• Aim: Express every line of the rows below as a JSON list of strings, one string per line, skipping blank lines and leaving out the pictures.

• Provided records:
○ ○ ○

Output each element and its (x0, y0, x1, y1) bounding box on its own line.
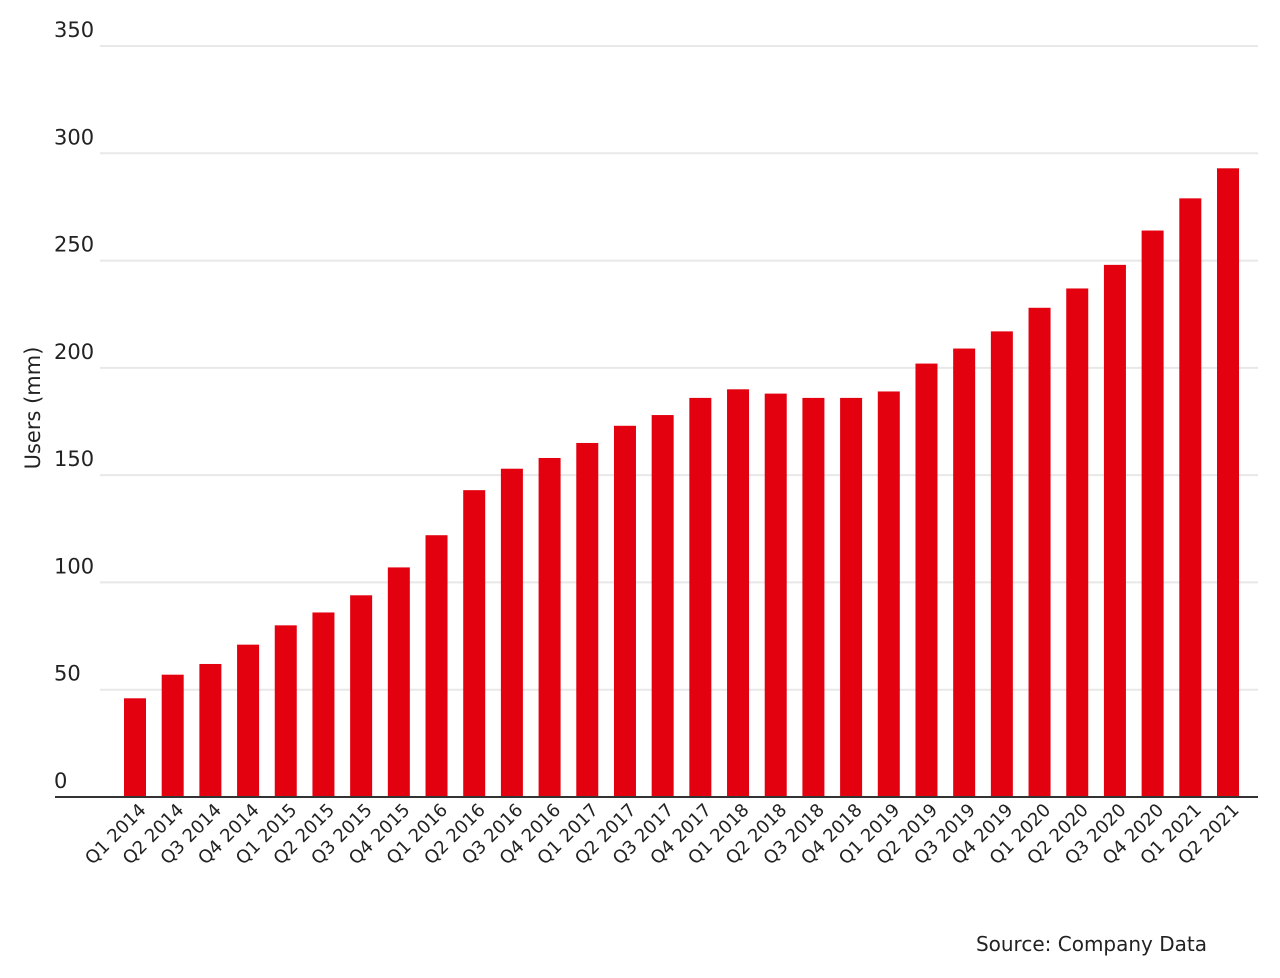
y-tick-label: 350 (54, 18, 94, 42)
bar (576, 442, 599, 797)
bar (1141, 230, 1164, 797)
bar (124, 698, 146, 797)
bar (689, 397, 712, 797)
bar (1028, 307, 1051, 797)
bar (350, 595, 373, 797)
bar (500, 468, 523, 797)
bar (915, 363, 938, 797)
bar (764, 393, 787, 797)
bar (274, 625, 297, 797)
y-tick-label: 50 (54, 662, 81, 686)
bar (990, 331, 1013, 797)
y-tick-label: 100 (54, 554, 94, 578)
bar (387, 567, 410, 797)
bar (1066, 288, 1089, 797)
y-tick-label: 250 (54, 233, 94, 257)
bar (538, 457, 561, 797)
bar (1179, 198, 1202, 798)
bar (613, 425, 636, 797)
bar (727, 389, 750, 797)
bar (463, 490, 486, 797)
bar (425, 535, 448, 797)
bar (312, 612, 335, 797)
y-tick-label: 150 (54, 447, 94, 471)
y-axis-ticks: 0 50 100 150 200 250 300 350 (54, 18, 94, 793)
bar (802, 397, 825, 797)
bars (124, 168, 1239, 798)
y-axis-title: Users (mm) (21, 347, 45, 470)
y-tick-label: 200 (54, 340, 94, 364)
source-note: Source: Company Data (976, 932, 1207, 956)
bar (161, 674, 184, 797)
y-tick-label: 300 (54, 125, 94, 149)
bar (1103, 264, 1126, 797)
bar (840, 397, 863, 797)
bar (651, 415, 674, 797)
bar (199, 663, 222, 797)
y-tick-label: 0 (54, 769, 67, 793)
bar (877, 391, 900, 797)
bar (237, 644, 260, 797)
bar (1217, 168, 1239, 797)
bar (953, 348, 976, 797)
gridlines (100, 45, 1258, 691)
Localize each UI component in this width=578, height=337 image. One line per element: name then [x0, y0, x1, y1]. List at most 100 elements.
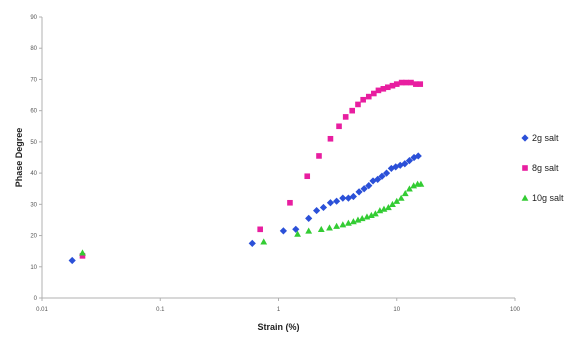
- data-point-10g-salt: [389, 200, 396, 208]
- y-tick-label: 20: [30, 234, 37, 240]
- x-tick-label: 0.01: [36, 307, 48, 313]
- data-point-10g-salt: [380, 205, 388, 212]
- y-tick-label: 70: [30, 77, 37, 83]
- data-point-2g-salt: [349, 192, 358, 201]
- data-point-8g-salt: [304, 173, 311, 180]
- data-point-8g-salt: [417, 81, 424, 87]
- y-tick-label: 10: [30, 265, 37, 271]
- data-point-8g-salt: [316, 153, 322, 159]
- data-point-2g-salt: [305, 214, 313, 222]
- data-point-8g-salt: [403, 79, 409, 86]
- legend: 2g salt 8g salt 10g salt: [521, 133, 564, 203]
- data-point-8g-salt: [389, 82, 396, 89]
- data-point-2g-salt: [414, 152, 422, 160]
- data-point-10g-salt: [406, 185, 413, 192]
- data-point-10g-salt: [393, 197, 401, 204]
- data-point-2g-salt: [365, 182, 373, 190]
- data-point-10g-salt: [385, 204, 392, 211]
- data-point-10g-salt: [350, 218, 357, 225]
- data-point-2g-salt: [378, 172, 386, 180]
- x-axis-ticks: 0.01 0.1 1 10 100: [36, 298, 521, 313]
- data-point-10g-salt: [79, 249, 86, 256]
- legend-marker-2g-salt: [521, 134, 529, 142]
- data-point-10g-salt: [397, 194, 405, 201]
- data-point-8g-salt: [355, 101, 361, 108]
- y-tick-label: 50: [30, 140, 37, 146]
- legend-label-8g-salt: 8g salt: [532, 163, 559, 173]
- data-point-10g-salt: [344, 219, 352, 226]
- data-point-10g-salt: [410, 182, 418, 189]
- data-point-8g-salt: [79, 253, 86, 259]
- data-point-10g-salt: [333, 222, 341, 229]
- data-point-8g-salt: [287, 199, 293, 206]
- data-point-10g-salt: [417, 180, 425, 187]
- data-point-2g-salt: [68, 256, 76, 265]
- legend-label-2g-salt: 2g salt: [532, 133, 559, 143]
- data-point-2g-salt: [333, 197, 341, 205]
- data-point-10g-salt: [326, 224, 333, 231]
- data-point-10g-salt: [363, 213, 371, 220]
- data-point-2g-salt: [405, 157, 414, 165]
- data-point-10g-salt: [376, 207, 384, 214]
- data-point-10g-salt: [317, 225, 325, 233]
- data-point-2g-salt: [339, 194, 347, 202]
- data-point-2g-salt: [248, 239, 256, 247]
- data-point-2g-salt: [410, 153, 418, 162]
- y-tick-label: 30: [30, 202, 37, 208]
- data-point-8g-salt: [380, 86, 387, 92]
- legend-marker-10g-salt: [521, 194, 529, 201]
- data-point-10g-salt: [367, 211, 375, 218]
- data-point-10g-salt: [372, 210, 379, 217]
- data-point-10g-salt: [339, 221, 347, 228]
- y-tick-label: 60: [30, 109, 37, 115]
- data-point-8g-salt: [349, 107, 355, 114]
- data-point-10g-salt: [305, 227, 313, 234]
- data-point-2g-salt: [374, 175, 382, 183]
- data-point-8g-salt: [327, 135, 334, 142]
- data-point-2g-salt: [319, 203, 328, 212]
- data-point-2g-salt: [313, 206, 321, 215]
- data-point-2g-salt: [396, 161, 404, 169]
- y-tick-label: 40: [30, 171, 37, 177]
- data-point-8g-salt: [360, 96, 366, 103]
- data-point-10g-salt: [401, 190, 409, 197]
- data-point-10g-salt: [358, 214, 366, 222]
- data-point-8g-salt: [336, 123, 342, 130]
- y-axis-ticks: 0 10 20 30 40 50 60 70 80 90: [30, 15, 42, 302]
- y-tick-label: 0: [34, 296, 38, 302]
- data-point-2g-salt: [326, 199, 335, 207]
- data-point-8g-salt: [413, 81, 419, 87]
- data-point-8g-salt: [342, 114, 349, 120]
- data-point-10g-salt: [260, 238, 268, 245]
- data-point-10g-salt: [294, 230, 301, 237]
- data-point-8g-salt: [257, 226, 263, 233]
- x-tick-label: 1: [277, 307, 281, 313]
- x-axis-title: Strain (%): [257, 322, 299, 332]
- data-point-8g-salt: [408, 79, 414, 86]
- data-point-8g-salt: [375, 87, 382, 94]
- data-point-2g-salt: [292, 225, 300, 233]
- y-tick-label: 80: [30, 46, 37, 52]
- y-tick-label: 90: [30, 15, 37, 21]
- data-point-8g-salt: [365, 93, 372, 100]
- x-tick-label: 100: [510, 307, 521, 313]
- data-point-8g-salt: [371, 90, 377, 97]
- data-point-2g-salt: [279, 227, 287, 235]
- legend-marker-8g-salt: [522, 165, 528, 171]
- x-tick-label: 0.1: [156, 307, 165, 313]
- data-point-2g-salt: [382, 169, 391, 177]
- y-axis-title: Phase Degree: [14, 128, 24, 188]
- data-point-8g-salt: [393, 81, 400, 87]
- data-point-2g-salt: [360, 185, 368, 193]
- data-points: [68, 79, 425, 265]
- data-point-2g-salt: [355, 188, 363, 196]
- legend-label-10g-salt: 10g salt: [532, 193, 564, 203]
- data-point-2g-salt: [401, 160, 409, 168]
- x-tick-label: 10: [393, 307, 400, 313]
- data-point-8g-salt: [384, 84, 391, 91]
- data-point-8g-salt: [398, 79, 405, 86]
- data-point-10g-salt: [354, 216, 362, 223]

○ ○ ○

• Written answer:
[
  "Output each element and its (x0, y0, x1, y1) bounding box on its own line.",
  "y-tick-label: 350 (54, 18, 94, 42)",
  "bar (576, 442, 599, 797)",
  "bar (1141, 230, 1164, 797)",
  "bar (124, 698, 146, 797)",
  "bar (689, 397, 712, 797)",
  "bar (1028, 307, 1051, 797)",
  "bar (350, 595, 373, 797)",
  "bar (500, 468, 523, 797)",
  "bar (915, 363, 938, 797)",
  "bar (764, 393, 787, 797)",
  "bar (274, 625, 297, 797)",
  "y-tick-label: 50 (54, 662, 81, 686)",
  "bar (990, 331, 1013, 797)",
  "y-tick-label: 100 (54, 554, 94, 578)",
  "bar (387, 567, 410, 797)",
  "bar (1066, 288, 1089, 797)",
  "y-tick-label: 250 (54, 233, 94, 257)",
  "bar (538, 457, 561, 797)",
  "bar (1179, 198, 1202, 798)",
  "bar (613, 425, 636, 797)",
  "bar (727, 389, 750, 797)",
  "bar (463, 490, 486, 797)",
  "bar (425, 535, 448, 797)",
  "bar (312, 612, 335, 797)",
  "y-tick-label: 150 (54, 447, 94, 471)",
  "y-axis-ticks: 0 50 100 150 200 250 300 350 (54, 18, 94, 793)",
  "bar (802, 397, 825, 797)",
  "bars (124, 168, 1239, 798)",
  "y-axis-title: Users (mm) (21, 347, 45, 470)",
  "y-tick-label: 200 (54, 340, 94, 364)",
  "source-note: Source: Company Data (976, 932, 1207, 956)",
  "bar (161, 674, 184, 797)",
  "y-tick-label: 300 (54, 125, 94, 149)",
  "bar (1103, 264, 1126, 797)",
  "bar (840, 397, 863, 797)",
  "bar (651, 415, 674, 797)",
  "bar (199, 663, 222, 797)",
  "y-tick-label: 0 (54, 769, 67, 793)",
  "bar (877, 391, 900, 797)",
  "bar (237, 644, 260, 797)",
  "bar (1217, 168, 1239, 797)",
  "bar (953, 348, 976, 797)",
  "gridlines (100, 45, 1258, 691)",
  "Localize each UI component in this width=578, height=337 image. One line per element: name then [x0, y0, x1, y1]. List at most 100 elements.",
  "- data-point-10g-salt: [389, 200, 396, 208]",
  "- y-tick-label: 20: [30, 234, 37, 240]",
  "- x-tick-label: 0.01: [36, 307, 48, 313]",
  "- data-point-10g-salt: [380, 205, 388, 212]",
  "- y-tick-label: 70: [30, 77, 37, 83]",
  "- data-point-2g-salt: [349, 192, 358, 201]",
  "- data-point-8g-salt: [304, 173, 311, 180]",
  "- data-point-8g-salt: [417, 81, 424, 87]",
  "- y-tick-label: 10: [30, 265, 37, 271]",
  "- data-point-8g-salt: [316, 153, 322, 159]",
  "- data-point-2g-salt: [305, 214, 313, 222]",
  "- data-point-8g-salt: [403, 79, 409, 86]",
  "- legend: 2g salt 8g salt 10g salt: [521, 133, 564, 203]",
  "- data-point-8g-salt: [389, 82, 396, 89]",
  "- data-point-2g-salt: [414, 152, 422, 160]",
  "- data-point-10g-salt: [406, 185, 413, 192]",
  "- data-point-10g-salt: [393, 197, 401, 204]",
  "- data-point-2g-salt: [365, 182, 373, 190]",
  "- data-point-10g-salt: [385, 204, 392, 211]",
  "- data-point-10g-salt: [350, 218, 357, 225]",
  "- data-point-2g-salt: [378, 172, 386, 180]",
  "- x-axis-ticks: 0.01 0.1 1 10 100: [36, 298, 521, 313]",
  "- data-point-10g-salt: [79, 249, 86, 256]",
  "- legend-marker-2g-salt: [521, 134, 529, 142]",
  "- data-point-10g-salt: [397, 194, 405, 201]",
  "- data-point-8g-salt: [355, 101, 361, 108]",
  "- y-tick-label: 50: [30, 140, 37, 146]",
  "- legend-label-8g-salt: 8g salt: [532, 163, 559, 173]",
  "- data-point-10g-salt: [344, 219, 352, 226]",
  "- data-point-10g-salt: [410, 182, 418, 189]",
  "- data-point-8g-salt: [79, 253, 86, 259]",
  "- data-point-10g-salt: [333, 222, 341, 229]",
  "- data-point-8g-salt: [287, 199, 293, 206]",
  "- data-point-10g-salt: [417, 180, 425, 187]",
  "- data-point-2g-salt: [68, 256, 76, 265]",
  "- legend-label-2g-salt: 2g salt: [532, 133, 559, 143]",
  "- data-point-2g-salt: [333, 197, 341, 205]",
  "- data-point-10g-salt: [326, 224, 333, 231]",
  "- data-point-10g-salt: [363, 213, 371, 220]",
  "- data-point-2g-salt: [405, 157, 414, 165]",
  "- data-point-10g-salt: [376, 207, 384, 214]",
  "- data-point-10g-salt: [317, 225, 325, 233]",
  "- data-point-2g-salt: [339, 194, 347, 202]",
  "- data-point-2g-salt: [248, 239, 256, 247]",
  "- data-point-2g-salt: [410, 153, 418, 162]",
  "- y-tick-label: 30: [30, 202, 37, 208]",
  "- data-point-8g-salt: [380, 86, 387, 92]",
  "- legend-marker-10g-salt: [521, 194, 529, 201]",
  "- data-point-10g-salt: [367, 211, 375, 218]",
  "- data-point-10g-salt: [372, 210, 379, 217]",
  "- data-point-10g-salt: [339, 221, 347, 228]",
  "- y-tick-label: 60: [30, 109, 37, 115]",
  "- data-point-8g-salt: [349, 107, 355, 114]",
  "- data-point-10g-salt: [305, 227, 313, 234]",
  "- data-point-2g-salt: [374, 175, 382, 183]",
  "- data-point-8g-salt: [327, 135, 334, 142]",
  "- data-point-2g-salt: [319, 203, 328, 212]",
  "- data-point-2g-salt: [313, 206, 321, 215]",
  "- data-point-2g-salt: [396, 161, 404, 169]",
  "- y-tick-label: 40: [30, 171, 37, 177]",
  "- data-point-8g-salt: [360, 96, 366, 103]",
  "- data-point-10g-salt: [401, 190, 409, 197]",
  "- data-point-10g-salt: [358, 214, 366, 222]",
  "- data-point-8g-salt: [336, 123, 342, 130]",
  "- y-axis-ticks: 0 10 20 30 40 50 60 70 80 90: [30, 15, 42, 302]",
  "- y-tick-label: 0: [34, 296, 38, 302]",
  "- data-point-2g-salt: [326, 199, 335, 207]",
  "- data-point-8g-salt: [413, 81, 419, 87]",
  "- data-point-8g-salt: [342, 114, 349, 120]",
  "- data-point-10g-salt: [260, 238, 268, 245]",
  "- data-point-10g-salt: [294, 230, 301, 237]",
  "- data-point-8g-salt: [257, 226, 263, 233]",
  "- x-tick-label: 1: [277, 307, 281, 313]",
  "- x-axis-title: Strain (%): [257, 322, 299, 332]",
  "- data-point-8g-salt: [408, 79, 414, 86]",
  "- data-point-8g-salt: [375, 87, 382, 94]",
  "- data-point-2g-salt: [292, 225, 300, 233]",
  "- y-tick-label: 80: [30, 46, 37, 52]",
  "- y-tick-label: 90: [30, 15, 37, 21]",
  "- data-point-8g-salt: [365, 93, 372, 100]",
  "- x-tick-label: 100: [510, 307, 521, 313]",
  "- data-point-8g-salt: [371, 90, 377, 97]",
  "- data-point-2g-salt: [279, 227, 287, 235]",
  "- legend-marker-8g-salt: [522, 165, 528, 171]",
  "- x-tick-label: 0.1: [156, 307, 165, 313]",
  "- data-point-2g-salt: [382, 169, 391, 177]",
  "- y-axis-title: Phase Degree: [14, 128, 24, 188]",
  "- data-point-8g-salt: [393, 81, 400, 87]",
  "- data-point-2g-salt: [360, 185, 368, 193]",
  "- data-points: [68, 79, 425, 265]",
  "- data-point-2g-salt: [355, 188, 363, 196]",
  "- legend-label-10g-salt: 10g salt: [532, 193, 564, 203]",
  "- data-point-2g-salt: [401, 160, 409, 168]",
  "- x-tick-label: 10: [393, 307, 400, 313]",
  "- data-point-8g-salt: [384, 84, 391, 91]",
  "- data-point-8g-salt: [398, 79, 405, 86]",
  "- data-point-10g-salt: [354, 216, 362, 223]"
]